[What you should do] Retype the listing that follows, exactly as written.

[Source material]
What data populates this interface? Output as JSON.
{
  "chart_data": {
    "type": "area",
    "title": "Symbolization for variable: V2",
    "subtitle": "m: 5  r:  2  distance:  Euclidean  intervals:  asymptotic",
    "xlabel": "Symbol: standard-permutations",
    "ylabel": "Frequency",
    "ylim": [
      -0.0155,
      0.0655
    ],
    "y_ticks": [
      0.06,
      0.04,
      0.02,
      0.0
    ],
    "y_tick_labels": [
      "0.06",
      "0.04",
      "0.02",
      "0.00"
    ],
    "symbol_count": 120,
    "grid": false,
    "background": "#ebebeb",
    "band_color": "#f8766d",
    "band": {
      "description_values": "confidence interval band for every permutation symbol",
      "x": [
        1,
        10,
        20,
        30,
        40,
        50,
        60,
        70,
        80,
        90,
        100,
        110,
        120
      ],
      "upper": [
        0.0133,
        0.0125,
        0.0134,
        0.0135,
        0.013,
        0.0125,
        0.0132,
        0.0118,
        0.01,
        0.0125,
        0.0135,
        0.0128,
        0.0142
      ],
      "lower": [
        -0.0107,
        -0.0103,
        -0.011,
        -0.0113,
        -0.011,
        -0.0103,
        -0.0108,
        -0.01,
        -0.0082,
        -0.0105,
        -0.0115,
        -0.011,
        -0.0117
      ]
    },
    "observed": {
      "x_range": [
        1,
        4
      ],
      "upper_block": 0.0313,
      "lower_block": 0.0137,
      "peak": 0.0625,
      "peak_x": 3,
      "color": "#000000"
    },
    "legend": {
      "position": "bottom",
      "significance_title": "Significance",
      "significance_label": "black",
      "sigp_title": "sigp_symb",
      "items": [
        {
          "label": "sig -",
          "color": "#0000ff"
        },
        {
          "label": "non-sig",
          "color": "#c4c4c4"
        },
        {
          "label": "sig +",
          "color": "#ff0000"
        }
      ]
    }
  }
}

[Full solution]
What data populates this interface? Output as JSON.
{
  "chart_data": {
    "type": "area",
    "title": "Symbolization for variable: V2",
    "subtitle": "m: 5  r:  2  distance:  Euclidean  intervals:  asymptotic",
    "xlabel": "Symbol: standard-permutations",
    "ylabel": "Frequency",
    "ylim": [
      -0.0155,
      0.0655
    ],
    "y_ticks": [
      0.06,
      0.04,
      0.02,
      0.0
    ],
    "y_tick_labels": [
      "0.06",
      "0.04",
      "0.02",
      "0.00"
    ],
    "symbol_count": 120,
    "grid": false,
    "background": "#ebebeb",
    "band_color": "#f8766d",
    "band": {
      "description_values": "confidence interval band for every permutation symbol",
      "x": [
        1,
        10,
        20,
        30,
        40,
        50,
        60,
        70,
        80,
        90,
        100,
        110,
        120
      ],
      "upper": [
        0.0133,
        0.0125,
        0.0134,
        0.0135,
        0.013,
        0.0125,
        0.0132,
        0.0118,
        0.01,
        0.0125,
        0.0135,
        0.0128,
        0.0142
      ],
      "lower": [
        -0.0107,
        -0.0103,
        -0.011,
        -0.0113,
        -0.011,
        -0.0103,
        -0.0108,
        -0.01,
        -0.0082,
        -0.0105,
        -0.0115,
        -0.011,
        -0.0117
      ]
    },
    "observed": {
      "x_range": [
        1,
        4
      ],
      "upper_block": 0.0313,
      "lower_block": 0.0137,
      "peak": 0.0625,
      "peak_x": 3,
      "color": "#000000"
    },
    "legend": {
      "position": "bottom",
      "significance_title": "Significance",
      "significance_label": "black",
      "sigp_title": "sigp_symb",
      "items": [
        {
          "label": "sig -",
          "color": "#0000ff"
        },
        {
          "label": "non-sig",
          "color": "#c4c4c4"
        },
        {
          "label": "sig +",
          "color": "#ff0000"
        }
      ]
    }
  }
}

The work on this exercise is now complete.